Dataset records
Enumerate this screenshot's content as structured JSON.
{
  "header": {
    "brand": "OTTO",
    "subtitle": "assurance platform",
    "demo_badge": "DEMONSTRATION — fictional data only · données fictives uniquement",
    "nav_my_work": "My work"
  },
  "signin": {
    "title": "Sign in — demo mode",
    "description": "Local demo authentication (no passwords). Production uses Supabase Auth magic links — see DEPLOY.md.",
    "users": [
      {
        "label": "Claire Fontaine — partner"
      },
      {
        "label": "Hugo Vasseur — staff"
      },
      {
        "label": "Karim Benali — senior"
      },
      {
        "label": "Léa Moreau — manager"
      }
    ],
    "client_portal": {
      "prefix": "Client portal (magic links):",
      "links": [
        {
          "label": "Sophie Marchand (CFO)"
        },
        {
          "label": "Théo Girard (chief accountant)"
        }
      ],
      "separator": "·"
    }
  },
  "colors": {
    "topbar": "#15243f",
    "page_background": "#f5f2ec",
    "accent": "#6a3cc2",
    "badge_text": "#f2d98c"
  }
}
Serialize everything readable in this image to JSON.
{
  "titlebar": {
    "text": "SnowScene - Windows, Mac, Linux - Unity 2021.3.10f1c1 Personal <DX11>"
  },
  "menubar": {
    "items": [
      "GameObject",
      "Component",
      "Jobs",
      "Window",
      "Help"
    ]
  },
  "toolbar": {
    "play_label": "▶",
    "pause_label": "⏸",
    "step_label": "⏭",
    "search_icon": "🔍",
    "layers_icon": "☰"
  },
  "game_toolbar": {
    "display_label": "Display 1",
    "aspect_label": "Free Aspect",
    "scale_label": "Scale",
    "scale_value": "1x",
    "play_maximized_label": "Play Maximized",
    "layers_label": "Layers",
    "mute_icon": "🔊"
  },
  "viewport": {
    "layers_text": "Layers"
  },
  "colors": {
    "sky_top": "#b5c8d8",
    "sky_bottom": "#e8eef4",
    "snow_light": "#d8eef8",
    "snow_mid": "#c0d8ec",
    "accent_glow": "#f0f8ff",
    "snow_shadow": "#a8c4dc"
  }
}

Written problem: Give back exactly the lines running from the line containing "Serialize everything readable" through the end of the material above, both included, and nothing beyond them.

Written answer:
Serialize everything readable in this image to JSON.
{
  "titlebar": {
    "text": "SnowScene - Windows, Mac, Linux - Unity 2021.3.10f1c1 Personal <DX11>"
  },
  "menubar": {
    "items": [
      "GameObject",
      "Component",
      "Jobs",
      "Window",
      "Help"
    ]
  },
  "toolbar": {
    "play_label": "▶",
    "pause_label": "⏸",
    "step_label": "⏭",
    "search_icon": "🔍",
    "layers_icon": "☰"
  },
  "game_toolbar": {
    "display_label": "Display 1",
    "aspect_label": "Free Aspect",
    "scale_label": "Scale",
    "scale_value": "1x",
    "play_maximized_label": "Play Maximized",
    "layers_label": "Layers",
    "mute_icon": "🔊"
  },
  "viewport": {
    "layers_text": "Layers"
  },
  "colors": {
    "sky_top": "#b5c8d8",
    "sky_bottom": "#e8eef4",
    "snow_light": "#d8eef8",
    "snow_mid": "#c0d8ec",
    "accent_glow": "#f0f8ff",
    "snow_shadow": "#a8c4dc"
  }
}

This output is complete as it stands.